> Exercise materials
——————————

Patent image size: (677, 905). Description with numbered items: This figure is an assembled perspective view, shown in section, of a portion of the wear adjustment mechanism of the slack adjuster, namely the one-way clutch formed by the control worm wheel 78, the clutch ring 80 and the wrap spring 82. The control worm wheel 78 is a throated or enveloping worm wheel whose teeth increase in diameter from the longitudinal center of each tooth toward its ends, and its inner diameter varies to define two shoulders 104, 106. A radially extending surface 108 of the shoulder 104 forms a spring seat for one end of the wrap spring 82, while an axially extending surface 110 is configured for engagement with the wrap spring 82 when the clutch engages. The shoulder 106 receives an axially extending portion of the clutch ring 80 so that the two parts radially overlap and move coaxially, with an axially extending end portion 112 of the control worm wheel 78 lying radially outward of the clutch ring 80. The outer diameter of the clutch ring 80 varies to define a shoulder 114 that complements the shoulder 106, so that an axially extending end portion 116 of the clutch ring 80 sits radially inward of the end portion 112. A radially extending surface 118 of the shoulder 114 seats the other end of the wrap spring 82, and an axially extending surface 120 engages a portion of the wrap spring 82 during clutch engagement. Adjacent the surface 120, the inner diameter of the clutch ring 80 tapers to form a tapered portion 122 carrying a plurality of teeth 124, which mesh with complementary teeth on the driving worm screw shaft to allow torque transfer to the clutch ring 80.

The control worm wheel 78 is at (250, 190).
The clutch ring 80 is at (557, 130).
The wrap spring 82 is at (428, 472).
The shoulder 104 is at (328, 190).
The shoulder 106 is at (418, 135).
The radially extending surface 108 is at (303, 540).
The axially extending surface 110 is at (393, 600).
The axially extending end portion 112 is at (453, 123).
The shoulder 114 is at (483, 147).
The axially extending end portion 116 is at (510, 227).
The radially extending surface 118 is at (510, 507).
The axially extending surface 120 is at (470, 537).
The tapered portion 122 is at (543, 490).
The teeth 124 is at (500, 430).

——————————

> Written task
Render these records as a CSV with two columns named source_text and expected_answer, one row per record. Put each record's text and its answer in its own quoted field, with line breaks replaced by spaces.

> Worked answer
source_text,expected_answer
"Patent image size: (677, 905). Description with numbered items: This figure is an assembled perspective view, shown in section, of a portion of the wear adjustment mechanism of the slack adjuster, namely the one-way clutch formed by the control worm wheel 78, the clutch ring 80 and the wrap spring 82. The control worm wheel 78 is a throated or enveloping worm wheel whose teeth increase in diameter from the longitudinal center of each tooth toward its ends, and its inner diameter varies to define two shoulders 104, 106. A radially extending surface 108 of the shoulder 104 forms a spring seat for one end of the wrap spring 82, while an axially extending surface 110 is configured for engagement with the wrap spring 82 when the clutch engages. The shoulder 106 receives an axially extending portion of the clutch ring 80 so that the two parts radially overlap and move coaxially, with an axially extending end portion 112 of the control worm wheel 78 lying radially outward of the clutch ring 80. The outer diameter of the clutch ring 80 varies to define a shoulder 114 that complements the shoulder 106, so that an axially extending end portion 116 of the clutch ring 80 sits radially inward of the end portion 112. A radially extending surface 118 of the shoulder 114 seats the other end of the wrap spring 82, and an axially extending surface 120 engages a portion of the wrap spring 82 during clutch engagement. Adjacent the surface 120, the inner diameter of the clutch ring 80 tapers to form a tapered portion 122 carrying a plurality of teeth 124, which mesh with complementary teeth on the driving worm screw shaft to allow torque transfer to the clutch ring 80.","The control worm wheel 78 is at (250, 190). The clutch ring 80 is at (557, 130). The wrap spring 82 is at (428, 472). The shoulder 104 is at (328, 190). The shoulder 106 is at (418, 135). The radially extending surface 108 is at (303, 540). The axially extending surface 110 is at (393, 600). The axially extending end portion 112 is at (453, 123). The shoulder 114 is at (483, 147). The axially extending end portion 116 is at (510, 227). The radially extending surface 118 is at (510, 507). The axially extending surface 120 is at (470, 537). The tapered portion 122 is at (543, 490). The teeth 124 is at (500, 430)."